EXERCISE TASK →
In the entries, find all lines that hold the word "JSON" and copy them.

SUPPLIED ENTRIES →
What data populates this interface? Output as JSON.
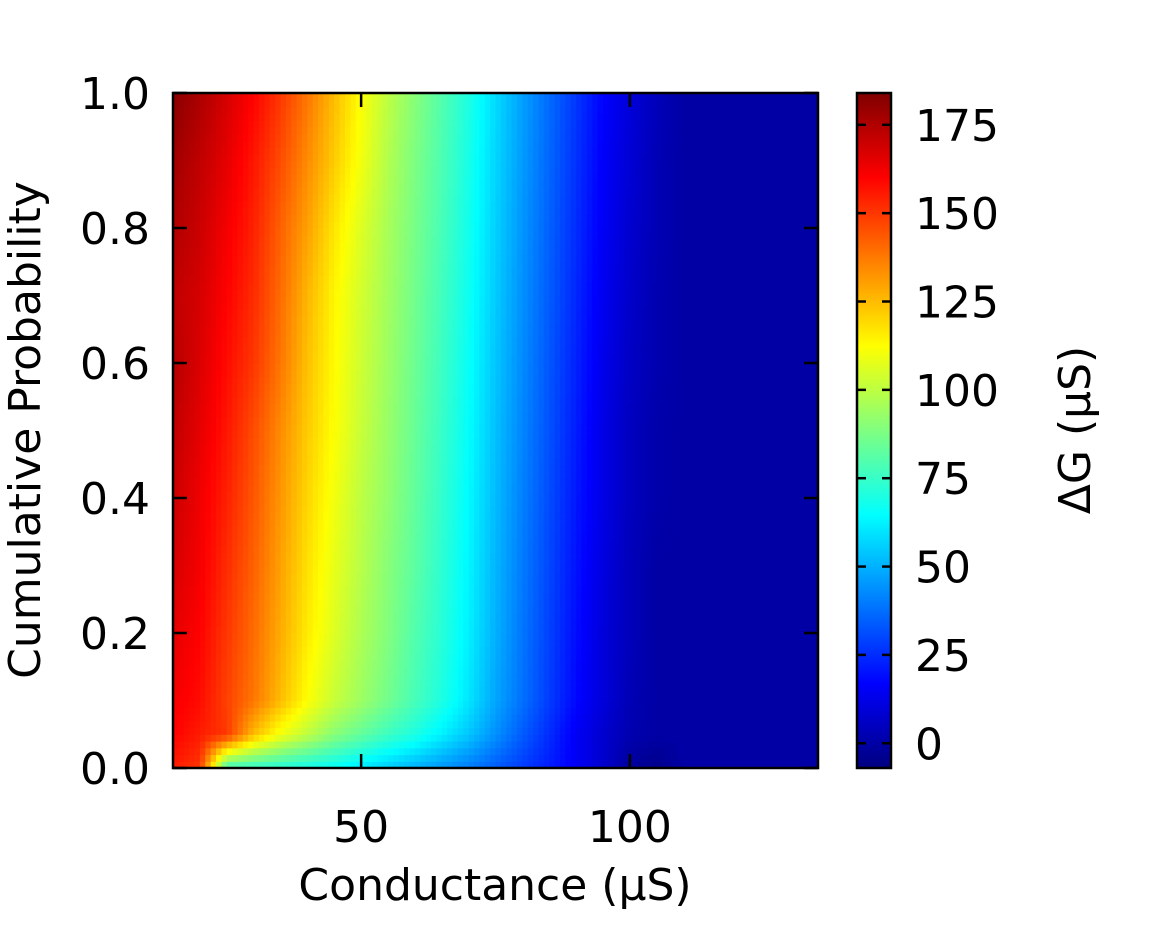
{
  "chart_data": {
    "type": "heatmap",
    "title": "",
    "xlabel": "Conductance (μS)",
    "ylabel": "Cumulative Probability",
    "xlim": [
      15,
      135
    ],
    "ylim": [
      0.0,
      1.0
    ],
    "x_ticks": [
      50,
      100
    ],
    "x_tick_labels": [
      "50",
      "100"
    ],
    "y_ticks": [
      0.0,
      0.2,
      0.4,
      0.6,
      0.8,
      1.0
    ],
    "y_tick_labels": [
      "0.0",
      "0.2",
      "0.4",
      "0.6",
      "0.8",
      "1.0"
    ],
    "colormap": "jet",
    "colorbar": {
      "label": "ΔG (μS)",
      "range": [
        -7,
        184
      ],
      "ticks": [
        0,
        25,
        50,
        75,
        100,
        125,
        150,
        175
      ],
      "tick_labels": [
        "0",
        "25",
        "50",
        "75",
        "100",
        "125",
        "150",
        "175"
      ]
    },
    "grid": false,
    "x": [
      15,
      20,
      25,
      30,
      35,
      40,
      45,
      50,
      55,
      60,
      65,
      70,
      75,
      80,
      85,
      90,
      95,
      100,
      105,
      110,
      115,
      120,
      125,
      130,
      135
    ],
    "y": [
      0.0,
      0.05,
      0.1,
      0.2,
      0.3,
      0.4,
      0.5,
      0.6,
      0.7,
      0.8,
      0.9,
      1.0
    ],
    "z": [
      [
        155,
        150,
        75,
        73,
        71,
        68,
        65,
        60,
        55,
        50,
        45,
        40,
        34,
        28,
        22,
        15,
        8,
        -2,
        -5,
        0,
        0,
        0,
        0,
        0,
        0
      ],
      [
        160,
        155,
        150,
        125,
        110,
        100,
        90,
        83,
        76,
        70,
        62,
        54,
        44,
        34,
        25,
        15,
        8,
        2,
        0,
        0,
        0,
        0,
        0,
        0,
        0
      ],
      [
        162,
        158,
        148,
        138,
        125,
        112,
        102,
        94,
        86,
        78,
        70,
        60,
        48,
        38,
        28,
        18,
        10,
        3,
        0,
        0,
        0,
        0,
        0,
        0,
        0
      ],
      [
        165,
        160,
        150,
        140,
        128,
        116,
        106,
        97,
        89,
        80,
        72,
        62,
        50,
        39,
        29,
        19,
        10,
        4,
        0,
        0,
        0,
        0,
        0,
        0,
        0
      ],
      [
        168,
        162,
        152,
        142,
        130,
        118,
        108,
        99,
        90,
        82,
        73,
        63,
        51,
        40,
        30,
        20,
        11,
        4,
        0,
        0,
        0,
        0,
        0,
        0,
        0
      ],
      [
        170,
        163,
        154,
        144,
        132,
        120,
        110,
        100,
        92,
        83,
        74,
        64,
        52,
        41,
        31,
        21,
        12,
        5,
        1,
        0,
        0,
        0,
        0,
        0,
        0
      ],
      [
        172,
        165,
        156,
        146,
        134,
        122,
        112,
        102,
        93,
        84,
        75,
        65,
        53,
        42,
        32,
        22,
        12,
        5,
        1,
        0,
        0,
        0,
        0,
        0,
        0
      ],
      [
        174,
        167,
        158,
        150,
        138,
        124,
        113,
        103,
        94,
        85,
        76,
        66,
        54,
        43,
        33,
        23,
        13,
        6,
        2,
        0,
        0,
        0,
        0,
        0,
        0
      ],
      [
        172,
        168,
        160,
        152,
        140,
        126,
        114,
        104,
        95,
        86,
        77,
        67,
        55,
        44,
        34,
        24,
        14,
        7,
        2,
        0,
        0,
        0,
        0,
        0,
        0
      ],
      [
        175,
        170,
        162,
        154,
        142,
        130,
        117,
        106,
        96,
        87,
        78,
        68,
        56,
        45,
        35,
        25,
        15,
        8,
        3,
        0,
        0,
        0,
        0,
        0,
        0
      ],
      [
        178,
        172,
        165,
        156,
        146,
        134,
        122,
        110,
        98,
        88,
        79,
        69,
        57,
        46,
        36,
        26,
        16,
        9,
        3,
        0,
        0,
        0,
        0,
        0,
        0
      ],
      [
        182,
        176,
        168,
        160,
        150,
        138,
        125,
        112,
        100,
        90,
        80,
        70,
        58,
        47,
        37,
        27,
        17,
        10,
        4,
        0,
        0,
        0,
        0,
        0,
        0
      ]
    ]
  }
}
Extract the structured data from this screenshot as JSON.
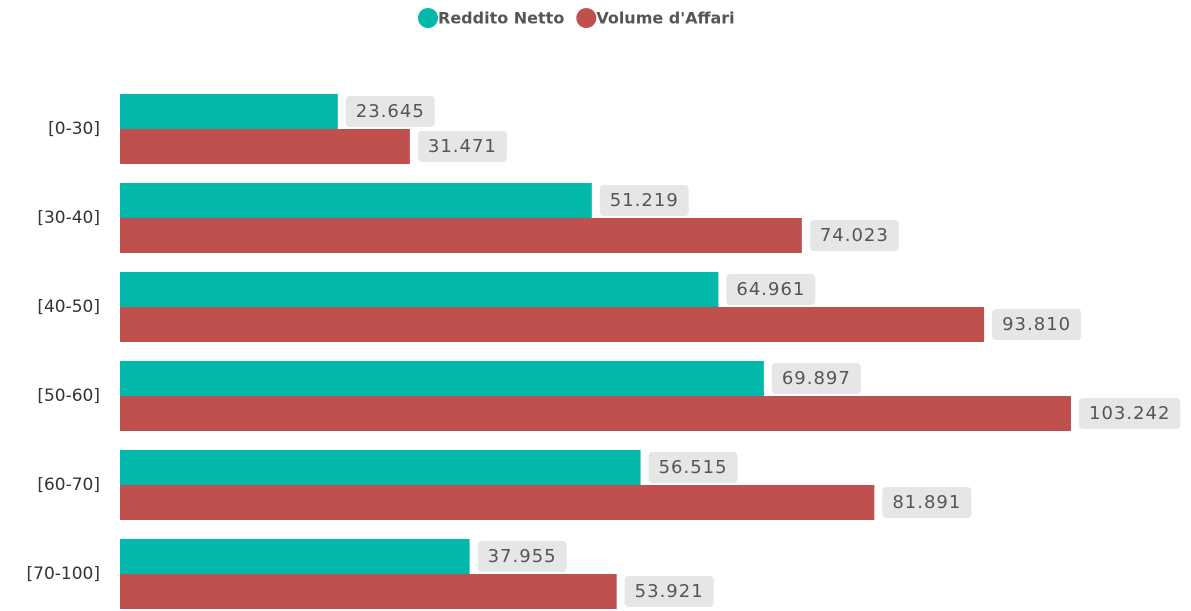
{
  "chart_data": {
    "type": "bar",
    "orientation": "horizontal",
    "categories": [
      "[0-30]",
      "[30-40]",
      "[40-50]",
      "[50-60]",
      "[60-70]",
      "[70-100]"
    ],
    "series": [
      {
        "name": "Reddito Netto",
        "color": "#01b8aa",
        "values": [
          23645,
          51219,
          64961,
          69897,
          56515,
          37955
        ],
        "value_labels": [
          "23.645",
          "51.219",
          "64.961",
          "69.897",
          "56.515",
          "37.955"
        ]
      },
      {
        "name": "Volume d'Affari",
        "color": "#c0504d",
        "values": [
          31471,
          74023,
          93810,
          103242,
          81891,
          53921
        ],
        "value_labels": [
          "31.471",
          "74.023",
          "93.810",
          "103.242",
          "81.891",
          "53.921"
        ]
      }
    ],
    "legend": "top"
  }
}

EXERCISE ANSWER →
What data populates this interface? Output as JSON.
Extract the structured data from this screenshot as JSON.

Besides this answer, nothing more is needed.